◆ Exercise brief: Omit every picture, then give all the entries again exactly.

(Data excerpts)
====================
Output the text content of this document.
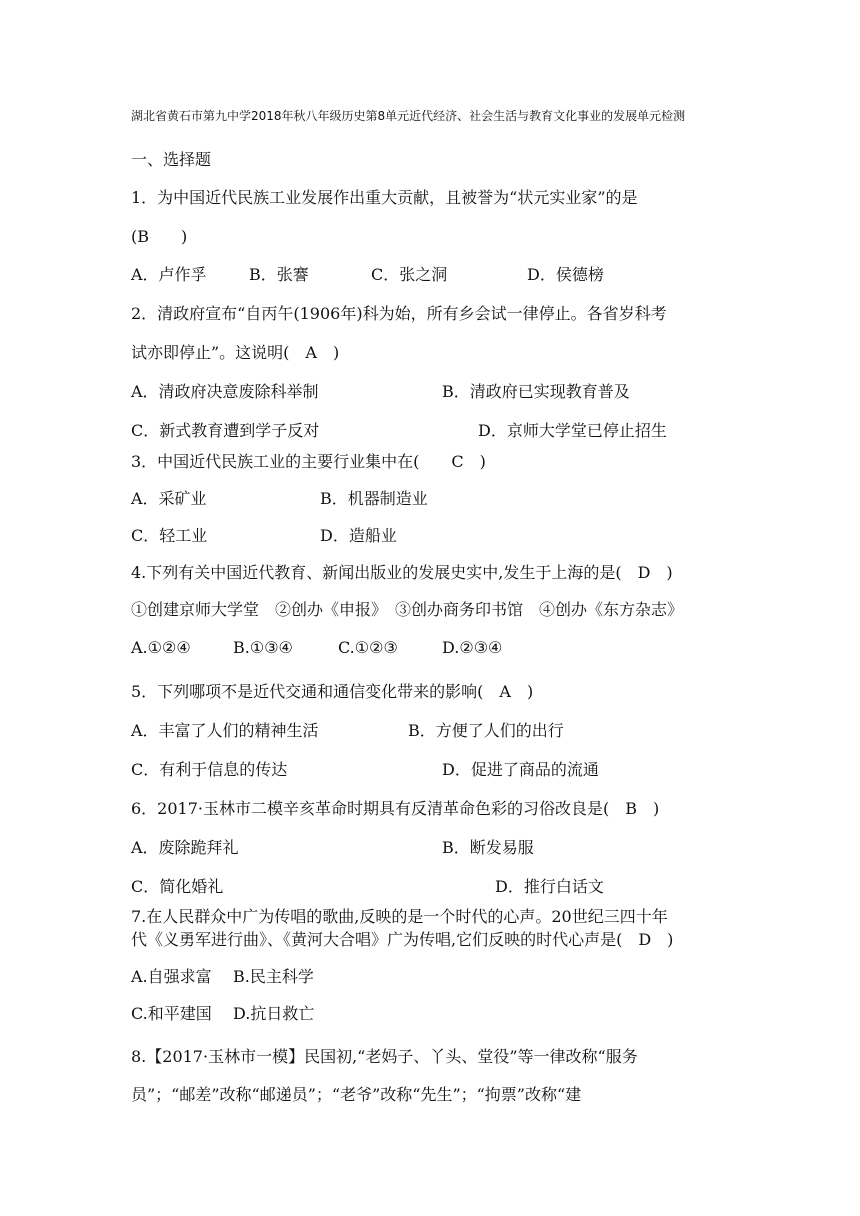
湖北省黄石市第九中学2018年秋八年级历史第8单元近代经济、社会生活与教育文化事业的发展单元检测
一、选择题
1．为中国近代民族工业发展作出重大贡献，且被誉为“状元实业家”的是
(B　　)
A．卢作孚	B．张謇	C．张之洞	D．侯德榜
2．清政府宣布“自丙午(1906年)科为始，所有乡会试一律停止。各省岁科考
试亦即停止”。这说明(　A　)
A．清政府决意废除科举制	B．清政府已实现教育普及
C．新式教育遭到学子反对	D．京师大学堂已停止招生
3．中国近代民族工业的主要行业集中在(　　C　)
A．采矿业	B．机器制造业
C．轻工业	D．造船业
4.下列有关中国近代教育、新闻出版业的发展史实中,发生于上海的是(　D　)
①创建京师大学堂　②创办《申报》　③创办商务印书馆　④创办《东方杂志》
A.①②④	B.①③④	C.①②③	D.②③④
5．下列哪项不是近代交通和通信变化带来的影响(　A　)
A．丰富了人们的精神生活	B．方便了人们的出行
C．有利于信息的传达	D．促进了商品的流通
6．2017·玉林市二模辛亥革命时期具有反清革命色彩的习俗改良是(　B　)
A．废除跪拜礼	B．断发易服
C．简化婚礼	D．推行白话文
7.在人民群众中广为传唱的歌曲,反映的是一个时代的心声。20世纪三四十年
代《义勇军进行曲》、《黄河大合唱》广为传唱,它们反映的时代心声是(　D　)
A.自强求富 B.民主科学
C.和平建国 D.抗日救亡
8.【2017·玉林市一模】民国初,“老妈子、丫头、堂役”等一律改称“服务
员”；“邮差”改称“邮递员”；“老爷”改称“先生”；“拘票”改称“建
====================
◆ Final result:
Output the text content of this document.
湖北省黄石市第九中学2018年秋八年级历史第8单元近代经济、社会生活与教育文化事业的发展单元检测
一、选择题
1．为中国近代民族工业发展作出重大贡献，且被誉为“状元实业家”的是
(B　　)
A．卢作孚	B．张謇	C．张之洞	D．侯德榜
2．清政府宣布“自丙午(1906年)科为始，所有乡会试一律停止。各省岁科考
试亦即停止”。这说明(　A　)
A．清政府决意废除科举制	B．清政府已实现教育普及
C．新式教育遭到学子反对	D．京师大学堂已停止招生
3．中国近代民族工业的主要行业集中在(　　C　)
A．采矿业	B．机器制造业
C．轻工业	D．造船业
4.下列有关中国近代教育、新闻出版业的发展史实中,发生于上海的是(　D　)
①创建京师大学堂　②创办《申报》　③创办商务印书馆　④创办《东方杂志》
A.①②④	B.①③④	C.①②③	D.②③④
5．下列哪项不是近代交通和通信变化带来的影响(　A　)
A．丰富了人们的精神生活	B．方便了人们的出行
C．有利于信息的传达	D．促进了商品的流通
6．2017·玉林市二模辛亥革命时期具有反清革命色彩的习俗改良是(　B　)
A．废除跪拜礼	B．断发易服
C．简化婚礼	D．推行白话文
7.在人民群众中广为传唱的歌曲,反映的是一个时代的心声。20世纪三四十年
代《义勇军进行曲》、《黄河大合唱》广为传唱,它们反映的时代心声是(　D　)
A.自强求富 B.民主科学
C.和平建国 D.抗日救亡
8.【2017·玉林市一模】民国初,“老妈子、丫头、堂役”等一律改称“服务
员”；“邮差”改称“邮递员”；“老爷”改称“先生”；“拘票”改称“建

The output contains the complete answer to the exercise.